#### Challenge:
Tally the lines that hold the string "存量土地", and reply with the count alone.

■ ■ ■ ■ ■ ■ ■

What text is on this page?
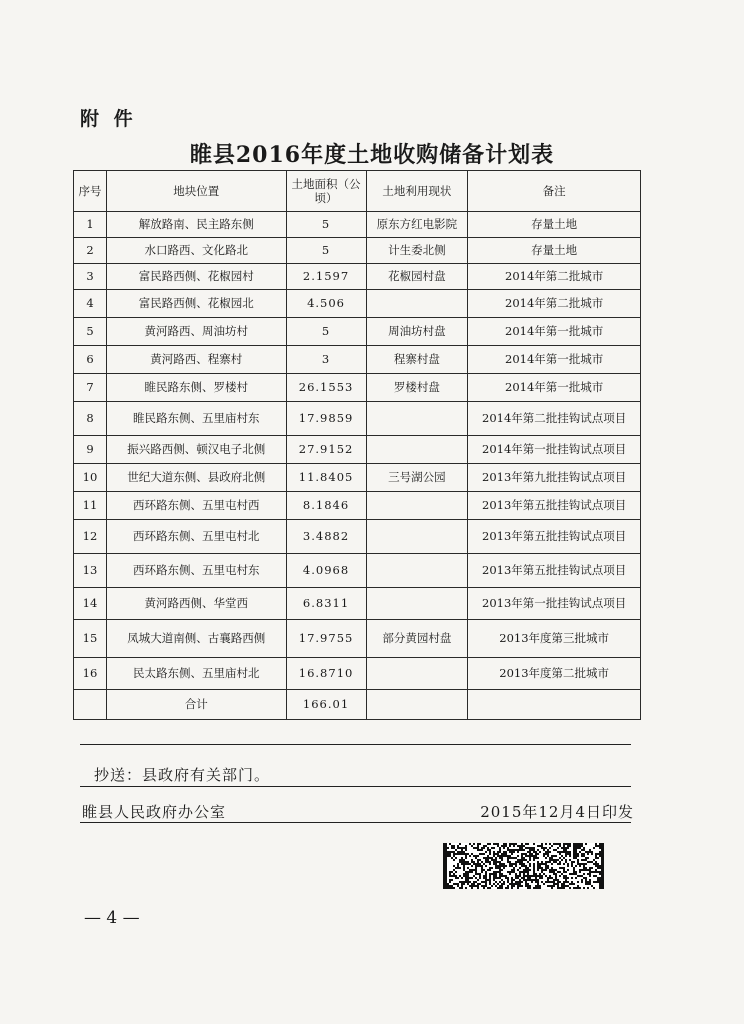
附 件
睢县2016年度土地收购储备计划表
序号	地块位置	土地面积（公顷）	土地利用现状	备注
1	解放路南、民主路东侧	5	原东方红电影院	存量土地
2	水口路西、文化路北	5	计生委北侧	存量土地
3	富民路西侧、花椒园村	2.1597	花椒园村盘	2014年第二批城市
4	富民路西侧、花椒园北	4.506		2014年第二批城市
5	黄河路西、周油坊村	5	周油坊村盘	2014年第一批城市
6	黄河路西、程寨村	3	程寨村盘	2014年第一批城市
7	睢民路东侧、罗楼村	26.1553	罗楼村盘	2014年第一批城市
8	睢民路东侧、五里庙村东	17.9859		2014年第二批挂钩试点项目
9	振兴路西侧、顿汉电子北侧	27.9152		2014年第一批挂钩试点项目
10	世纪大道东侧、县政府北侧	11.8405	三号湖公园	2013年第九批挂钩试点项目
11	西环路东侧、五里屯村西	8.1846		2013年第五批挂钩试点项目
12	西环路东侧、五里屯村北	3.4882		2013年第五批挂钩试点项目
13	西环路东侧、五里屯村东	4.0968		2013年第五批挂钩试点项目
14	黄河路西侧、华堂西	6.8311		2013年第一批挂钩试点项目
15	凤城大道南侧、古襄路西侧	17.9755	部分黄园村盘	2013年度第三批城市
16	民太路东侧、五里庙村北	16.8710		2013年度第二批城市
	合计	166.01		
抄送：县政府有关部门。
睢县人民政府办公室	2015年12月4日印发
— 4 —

■ ■ ■ ■ ■ ■ ■

#### Correct response:
2